In the entries that follow, find the word "welcome" and report each line it is on.

Dataset items
###
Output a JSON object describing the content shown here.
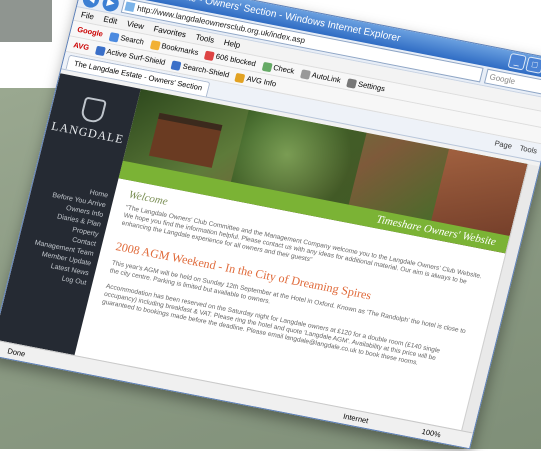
{
  "window": {
    "title": "The Langdale Estate - Owners' Section - Windows Internet Explorer",
    "minimize": "_",
    "maximize": "□",
    "close": "x"
  },
  "addressbar": {
    "url": "http://www.langdaleownersclub.org.uk/index.asp",
    "search_placeholder": "Google"
  },
  "menu": [
    "File",
    "Edit",
    "View",
    "Favorites",
    "Tools",
    "Help"
  ],
  "toolbar": {
    "brand": "Google",
    "items": [
      "Search",
      "Bookmarks",
      "606 blocked",
      "Check",
      "AutoLink",
      "Settings"
    ]
  },
  "avg_toolbar": {
    "brand": "AVG",
    "items": [
      "Active Surf-Shield",
      "Search-Shield",
      "AVG Info"
    ]
  },
  "tabs": [
    {
      "label": "The Langdale Estate - Owners' Section"
    }
  ],
  "tab_tools": [
    "Page",
    "Tools"
  ],
  "sidebar": {
    "brand": "LANGDALE",
    "nav": [
      "Home",
      "Before You Arrive",
      "Owners Info",
      "Diaries & Plan",
      "Property",
      "Contact",
      "Management Team",
      "Member Update",
      "Latest News",
      "Log Out"
    ]
  },
  "banner": {
    "strip_text": "Timeshare Owners' Website"
  },
  "main": {
    "welcome": "Welcome",
    "intro": "\"The Langdale Owners' Club Committee and the Management Company welcome you to the Langdale Owners' Club Website. We hope you find the information helpful. Please contact us with any ideas for additional material. Our aim is always to be enhancing the Langdale experience for all owners and their guests\"",
    "heading": "2008 AGM Weekend - In the City of Dreaming Spires",
    "para1": "This year's AGM will be held on Sunday 12th September at the Hotel in Oxford. Known as 'The Randolph' the hotel is close to the city centre. Parking is limited but available to owners.",
    "para2": "Accommodation has been reserved on the Saturday night for Langdale owners at £120 for a double room (£140 single occupancy) including breakfast & VAT. Please ring the hotel and quote 'Langdale AGM'. Availability at this price will be guaranteed to bookings made before the deadline. Please email langdale@langdale.co.uk to book these rooms."
  },
  "status": {
    "left": "Done",
    "zone": "Internet",
    "zoom": "100%"
  }
}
###
> Written solution
    "welcome": "Welcome",
    "intro": "\"The Langdale Owners' Club Committee and the Management Company welcome you to the Langdale Owners' Club Website. We hope you find the information helpful. Please contact us with any ideas for additional material. Our aim is always to be enhancing the Langdale experience for all owners and their guests\"",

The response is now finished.